Look over the material for the string "Schneefall". Copy every line where it turns up.
◇ ◇ ◇ ◇ ◇
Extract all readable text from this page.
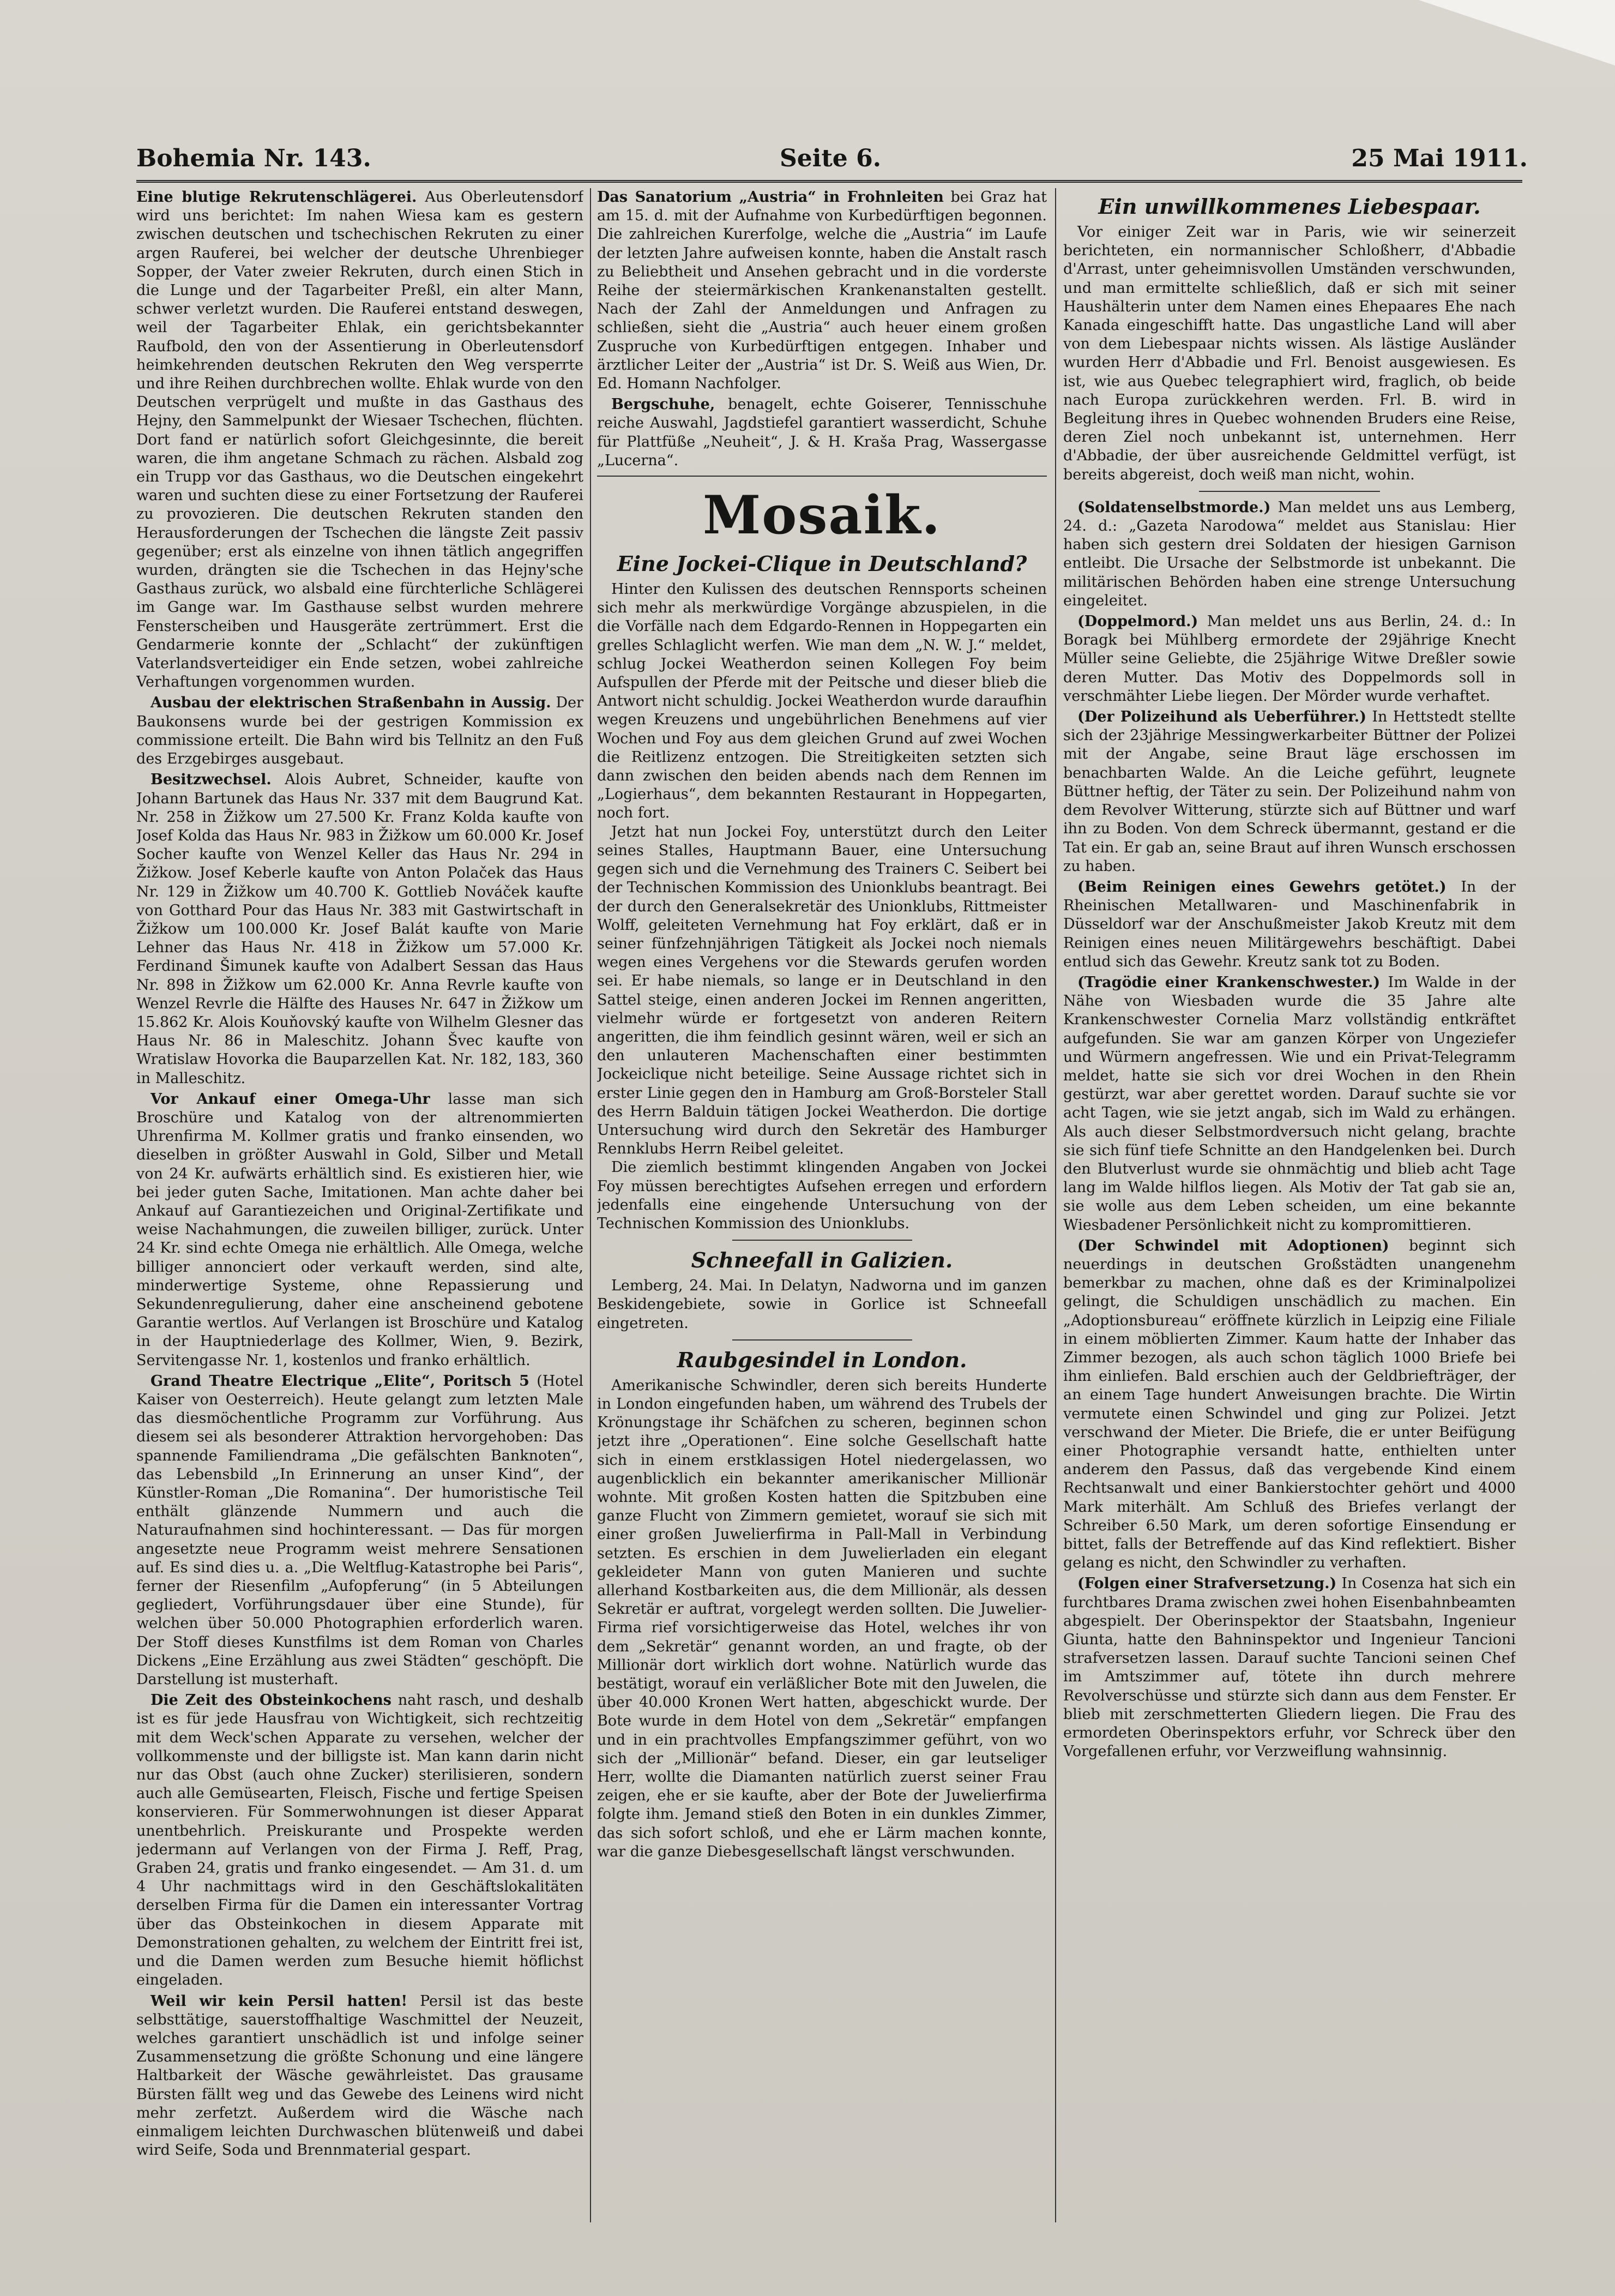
Bohemia Nr. 143.	Seite 6.	25 Mai 1911.

Eine blutige Rekrutenschlägerei. Aus Oberleutensdorf wird uns berichtet: Im nahen Wiesa kam es gestern zwischen deutschen und tschechischen Rekruten zu einer argen Rauferei, bei welcher der deutsche Uhrenbieger Sopper, der Vater zweier Rekruten, durch einen Stich in die Lunge und der Tagarbeiter Preßl, ein alter Mann, schwer verletzt wurden. Die Rauferei entstand deswegen, weil der Tagarbeiter Ehlak, ein gerichtsbekannter Raufbold, den von der Assentierung in Oberleutensdorf heimkehrenden deutschen Rekruten den Weg versperrte und ihre Reihen durchbrechen wollte. Ehlak wurde von den Deutschen verprügelt und mußte in das Gasthaus des Hejny, den Sammelpunkt der Wiesaer Tschechen, flüchten. Dort fand er natürlich sofort Gleichgesinnte, die bereit waren, die ihm angetane Schmach zu rächen. Alsbald zog ein Trupp vor das Gasthaus, wo die Deutschen eingekehrt waren und suchten diese zu einer Fortsetzung der Rauferei zu provozieren. Die deutschen Rekruten standen den Herausforderungen der Tschechen die längste Zeit passiv gegenüber; erst als einzelne von ihnen tätlich angegriffen wurden, drängten sie die Tschechen in das Hejny'sche Gasthaus zurück, wo alsbald eine fürchterliche Schlägerei im Gange war. Im Gasthause selbst wurden mehrere Fensterscheiben und Hausgeräte zertrümmert. Erst die Gendarmerie konnte der „Schlacht“ der zukünftigen Vaterlandsverteidiger ein Ende setzen, wobei zahlreiche Verhaftungen vorgenommen wurden.

Ausbau der elektrischen Straßenbahn in Aussig. Der Baukonsens wurde bei der gestrigen Kommission ex commissione erteilt. Die Bahn wird bis Tellnitz an den Fuß des Erzgebirges ausgebaut.

Besitzwechsel. Alois Aubret, Schneider, kaufte von Johann Bartunek das Haus Nr. 337 mit dem Baugrund Kat. Nr. 258 in Žižkow um 27.500 Kr. Franz Kolda kaufte von Josef Kolda das Haus Nr. 983 in Žižkow um 60.000 Kr. Josef Socher kaufte von Wenzel Keller das Haus Nr. 294 in Žižkow. Josef Keberle kaufte von Anton Polaček das Haus Nr. 129 in Žižkow um 40.700 K. Gottlieb Nováček kaufte von Gotthard Pour das Haus Nr. 383 mit Gastwirtschaft in Žižkow um 100.000 Kr. Josef Balát kaufte von Marie Lehner das Haus Nr. 418 in Žižkow um 57.000 Kr. Ferdinand Šimunek kaufte von Adalbert Sessan das Haus Nr. 898 in Žižkow um 62.000 Kr. Anna Revrle kaufte von Wenzel Revrle die Hälfte des Hauses Nr. 647 in Žižkow um 15.862 Kr. Alois Kouňovský kaufte von Wilhelm Glesner das Haus Nr. 86 in Maleschitz. Johann Švec kaufte von Wratislaw Hovorka die Bauparzellen Kat. Nr. 182, 183, 360 in Malleschitz.

Vor Ankauf einer Omega-Uhr lasse man sich Broschüre und Katalog von der altrenommierten Uhrenfirma M. Kollmer gratis und franko einsenden, wo dieselben in größter Auswahl in Gold, Silber und Metall von 24 Kr. aufwärts erhältlich sind. Es existieren hier, wie bei jeder guten Sache, Imitationen. Man achte daher bei Ankauf auf Garantiezeichen und Original-Zertifikate und weise Nachahmungen, die zuweilen billiger, zurück. Unter 24 Kr. sind echte Omega nie erhältlich. Alle Omega, welche billiger annonciert oder verkauft werden, sind alte, minderwertige Systeme, ohne Repassierung und Sekundenregulierung, daher eine anscheinend gebotene Garantie wertlos. Auf Verlangen ist Broschüre und Katalog in der Hauptniederlage des Kollmer, Wien, 9. Bezirk, Servitengasse Nr. 1, kostenlos und franko erhältlich.

Grand Theatre Electrique „Elite“, Poritsch 5 (Hotel Kaiser von Oesterreich). Heute gelangt zum letzten Male das diesmöchentliche Programm zur Vorführung. Aus diesem sei als besonderer Attraktion hervorgehoben: Das spannende Familiendrama „Die gefälschten Banknoten“, das Lebensbild „In Erinnerung an unser Kind“, der Künstler-Roman „Die Romanina“. Der humoristische Teil enthält glänzende Nummern und auch die Naturaufnahmen sind hochinteressant. — Das für morgen angesetzte neue Programm weist mehrere Sensationen auf. Es sind dies u. a. „Die Weltflug-Katastrophe bei Paris“, ferner der Riesenfilm „Aufopferung“ (in 5 Abteilungen gegliedert, Vorführungsdauer über eine Stunde), für welchen über 50.000 Photographien erforderlich waren. Der Stoff dieses Kunstfilms ist dem Roman von Charles Dickens „Eine Erzählung aus zwei Städten“ geschöpft. Die Darstellung ist musterhaft.

Die Zeit des Obsteinkochens naht rasch, und deshalb ist es für jede Hausfrau von Wichtigkeit, sich rechtzeitig mit dem Weck'schen Apparate zu versehen, welcher der vollkommenste und der billigste ist. Man kann darin nicht nur das Obst (auch ohne Zucker) sterilisieren, sondern auch alle Gemüsearten, Fleisch, Fische und fertige Speisen konservieren. Für Sommerwohnungen ist dieser Apparat unentbehrlich. Preiskurante und Prospekte werden jedermann auf Verlangen von der Firma J. Reff, Prag, Graben 24, gratis und franko eingesendet. — Am 31. d. um 4 Uhr nachmittags wird in den Geschäftslokalitäten derselben Firma für die Damen ein interessanter Vortrag über das Obsteinkochen in diesem Apparate mit Demonstrationen gehalten, zu welchem der Eintritt frei ist, und die Damen werden zum Besuche hiemit höflichst eingeladen.

Weil wir kein Persil hatten! Persil ist das beste selbsttätige, sauerstoffhaltige Waschmittel der Neuzeit, welches garantiert unschädlich ist und infolge seiner Zusammensetzung die größte Schonung und eine längere Haltbarkeit der Wäsche gewährleistet. Das grausame Bürsten fällt weg und das Gewebe des Leinens wird nicht mehr zerfetzt. Außerdem wird die Wäsche nach einmaligem leichten Durchwaschen blütenweiß und dabei wird Seife, Soda und Brennmaterial gespart.

Das Sanatorium „Austria“ in Frohnleiten bei Graz hat am 15. d. mit der Aufnahme von Kurbedürftigen begonnen. Die zahlreichen Kurerfolge, welche die „Austria“ im Laufe der letzten Jahre aufweisen konnte, haben die Anstalt rasch zu Beliebtheit und Ansehen gebracht und in die vorderste Reihe der steiermärkischen Krankenanstalten gestellt. Nach der Zahl der Anmeldungen und Anfragen zu schließen, sieht die „Austria“ auch heuer einem großen Zuspruche von Kurbedürftigen entgegen. Inhaber und ärztlicher Leiter der „Austria“ ist Dr. S. Weiß aus Wien, Dr. Ed. Homann Nachfolger.

Bergschuhe, benagelt, echte Goiserer, Tennisschuhe reiche Auswahl, Jagdstiefel garantiert wasserdicht, Schuhe für Plattfüße „Neuheit“, J. & H. Kraša Prag, Wassergasse „Lucerna“.

Mosaik.
Eine Jockei-Clique in Deutschland?

Hinter den Kulissen des deutschen Rennsports scheinen sich mehr als merkwürdige Vorgänge abzuspielen, in die die Vorfälle nach dem Edgardo-Rennen in Hoppegarten ein grelles Schlaglicht werfen. Wie man dem „N. W. J.“ meldet, schlug Jockei Weatherdon seinen Kollegen Foy beim Aufspullen der Pferde mit der Peitsche und dieser blieb die Antwort nicht schuldig. Jockei Weatherdon wurde daraufhin wegen Kreuzens und ungebührlichen Benehmens auf vier Wochen und Foy aus dem gleichen Grund auf zwei Wochen die Reitlizenz entzogen. Die Streitigkeiten setzten sich dann zwischen den beiden abends nach dem Rennen im „Logierhaus“, dem bekannten Restaurant in Hoppegarten, noch fort.

Jetzt hat nun Jockei Foy, unterstützt durch den Leiter seines Stalles, Hauptmann Bauer, eine Untersuchung gegen sich und die Vernehmung des Trainers C. Seibert bei der Technischen Kommission des Unionklubs beantragt. Bei der durch den Generalsekretär des Unionklubs, Rittmeister Wolff, geleiteten Vernehmung hat Foy erklärt, daß er in seiner fünfzehnjährigen Tätigkeit als Jockei noch niemals wegen eines Vergehens vor die Stewards gerufen worden sei. Er habe niemals, so lange er in Deutschland in den Sattel steige, einen anderen Jockei im Rennen angeritten, vielmehr würde er fortgesetzt von anderen Reitern angeritten, die ihm feindlich gesinnt wären, weil er sich an den unlauteren Machenschaften einer bestimmten Jockeiclique nicht beteilige. Seine Aussage richtet sich in erster Linie gegen den in Hamburg am Groß-Borsteler Stall des Herrn Balduin tätigen Jockei Weatherdon. Die dortige Untersuchung wird durch den Sekretär des Hamburger Rennklubs Herrn Reibel geleitet.

Die ziemlich bestimmt klingenden Angaben von Jockei Foy müssen berechtigtes Aufsehen erregen und erfordern jedenfalls eine eingehende Untersuchung von der Technischen Kommission des Unionklubs.

Schneefall in Galizien.

Lemberg, 24. Mai. In Delatyn, Nadworna und im ganzen Beskidengebiete, sowie in Gorlice ist Schneefall eingetreten.

Raubgesindel in London.

Amerikanische Schwindler, deren sich bereits Hunderte in London eingefunden haben, um während des Trubels der Krönungstage ihr Schäfchen zu scheren, beginnen schon jetzt ihre „Operationen“. Eine solche Gesellschaft hatte sich in einem erstklassigen Hotel niedergelassen, wo augenblicklich ein bekannter amerikanischer Millionär wohnte. Mit großen Kosten hatten die Spitzbuben eine ganze Flucht von Zimmern gemietet, worauf sie sich mit einer großen Juwelierfirma in Pall-Mall in Verbindung setzten. Es erschien in dem Juwelierladen ein elegant gekleideter Mann von guten Manieren und suchte allerhand Kostbarkeiten aus, die dem Millionär, als dessen Sekretär er auftrat, vorgelegt werden sollten. Die Juwelier-Firma rief vorsichtigerweise das Hotel, welches ihr von dem „Sekretär“ genannt worden, an und fragte, ob der Millionär dort wirklich dort wohne. Natürlich wurde das bestätigt, worauf ein verläßlicher Bote mit den Juwelen, die über 40.000 Kronen Wert hatten, abgeschickt wurde. Der Bote wurde in dem Hotel von dem „Sekretär“ empfangen und in ein prachtvolles Empfangszimmer geführt, von wo sich der „Millionär“ befand. Dieser, ein gar leutseliger Herr, wollte die Diamanten natürlich zuerst seiner Frau zeigen, ehe er sie kaufte, aber der Bote der Juwelierfirma folgte ihm. Jemand stieß den Boten in ein dunkles Zimmer, das sich sofort schloß, und ehe er Lärm machen konnte, war die ganze Diebesgesellschaft längst verschwunden.

Ein unwillkommenes Liebespaar.

Vor einiger Zeit war in Paris, wie wir seinerzeit berichteten, ein normannischer Schloßherr, d'Abbadie d'Arrast, unter geheimnisvollen Umständen verschwunden, und man ermittelte schließlich, daß er sich mit seiner Haushälterin unter dem Namen eines Ehepaares Ehe nach Kanada eingeschifft hatte. Das ungastliche Land will aber von dem Liebespaar nichts wissen. Als lästige Ausländer wurden Herr d'Abbadie und Frl. Benoist ausgewiesen. Es ist, wie aus Quebec telegraphiert wird, fraglich, ob beide nach Europa zurückkehren werden. Frl. B. wird in Begleitung ihres in Quebec wohnenden Bruders eine Reise, deren Ziel noch unbekannt ist, unternehmen. Herr d'Abbadie, der über ausreichende Geldmittel verfügt, ist bereits abgereist, doch weiß man nicht, wohin.

(Soldatenselbstmorde.) Man meldet uns aus Lemberg, 24. d.: „Gazeta Narodowa“ meldet aus Stanislau: Hier haben sich gestern drei Soldaten der hiesigen Garnison entleibt. Die Ursache der Selbstmorde ist unbekannt. Die militärischen Behörden haben eine strenge Untersuchung eingeleitet.

(Doppelmord.) Man meldet uns aus Berlin, 24. d.: In Boragk bei Mühlberg ermordete der 29jährige Knecht Müller seine Geliebte, die 25jährige Witwe Dreßler sowie deren Mutter. Das Motiv des Doppelmords soll in verschmähter Liebe liegen. Der Mörder wurde verhaftet.

(Der Polizeihund als Ueberführer.) In Hettstedt stellte sich der 23jährige Messingwerkarbeiter Büttner der Polizei mit der Angabe, seine Braut läge erschossen im benachbarten Walde. An die Leiche geführt, leugnete Büttner heftig, der Täter zu sein. Der Polizeihund nahm von dem Revolver Witterung, stürzte sich auf Büttner und warf ihn zu Boden. Von dem Schreck übermannt, gestand er die Tat ein. Er gab an, seine Braut auf ihren Wunsch erschossen zu haben.

(Beim Reinigen eines Gewehrs getötet.) In der Rheinischen Metallwaren- und Maschinenfabrik in Düsseldorf war der Anschußmeister Jakob Kreutz mit dem Reinigen eines neuen Militärgewehrs beschäftigt. Dabei entlud sich das Gewehr. Kreutz sank tot zu Boden.

(Tragödie einer Krankenschwester.) Im Walde in der Nähe von Wiesbaden wurde die 35 Jahre alte Krankenschwester Cornelia Marz vollständig entkräftet aufgefunden. Sie war am ganzen Körper von Ungeziefer und Würmern angefressen. Wie und ein Privat-Telegramm meldet, hatte sie sich vor drei Wochen in den Rhein gestürzt, war aber gerettet worden. Darauf suchte sie vor acht Tagen, wie sie jetzt angab, sich im Wald zu erhängen. Als auch dieser Selbstmordversuch nicht gelang, brachte sie sich fünf tiefe Schnitte an den Handgelenken bei. Durch den Blutverlust wurde sie ohnmächtig und blieb acht Tage lang im Walde hilflos liegen. Als Motiv der Tat gab sie an, sie wolle aus dem Leben scheiden, um eine bekannte Wiesbadener Persönlichkeit nicht zu kompromittieren.

(Der Schwindel mit Adoptionen) beginnt sich neuerdings in deutschen Großstädten unangenehm bemerkbar zu machen, ohne daß es der Kriminalpolizei gelingt, die Schuldigen unschädlich zu machen. Ein „Adoptionsbureau“ eröffnete kürzlich in Leipzig eine Filiale in einem möblierten Zimmer. Kaum hatte der Inhaber das Zimmer bezogen, als auch schon täglich 1000 Briefe bei ihm einliefen. Bald erschien auch der Geldbriefträger, der an einem Tage hundert Anweisungen brachte. Die Wirtin vermutete einen Schwindel und ging zur Polizei. Jetzt verschwand der Mieter. Die Briefe, die er unter Beifügung einer Photographie versandt hatte, enthielten unter anderem den Passus, daß das vergebende Kind einem Rechtsanwalt und einer Bankierstochter gehört und 4000 Mark miterhält. Am Schluß des Briefes verlangt der Schreiber 6.50 Mark, um deren sofortige Einsendung er bittet, falls der Betreffende auf das Kind reflektiert. Bisher gelang es nicht, den Schwindler zu verhaften.

(Folgen einer Strafversetzung.) In Cosenza hat sich ein furchtbares Drama zwischen zwei hohen Eisenbahnbeamten abgespielt. Der Oberinspektor der Staatsbahn, Ingenieur Giunta, hatte den Bahninspektor und Ingenieur Tancioni strafversetzen lassen. Darauf suchte Tancioni seinen Chef im Amtszimmer auf, tötete ihn durch mehrere Revolverschüsse und stürzte sich dann aus dem Fenster. Er blieb mit zerschmetterten Gliedern liegen. Die Frau des ermordeten Oberinspektors erfuhr, vor Schreck über den Vorgefallenen erfuhr, vor Verzweiflung wahnsinnig.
◇ ◇ ◇ ◇ ◇
= Answer to this exercise =
Schneefall in Galizien.
Lemberg, 24. Mai. In Delatyn, Nadworna und im ganzen Beskidengebiete, sowie in Gorlice ist Schneefall eingetreten.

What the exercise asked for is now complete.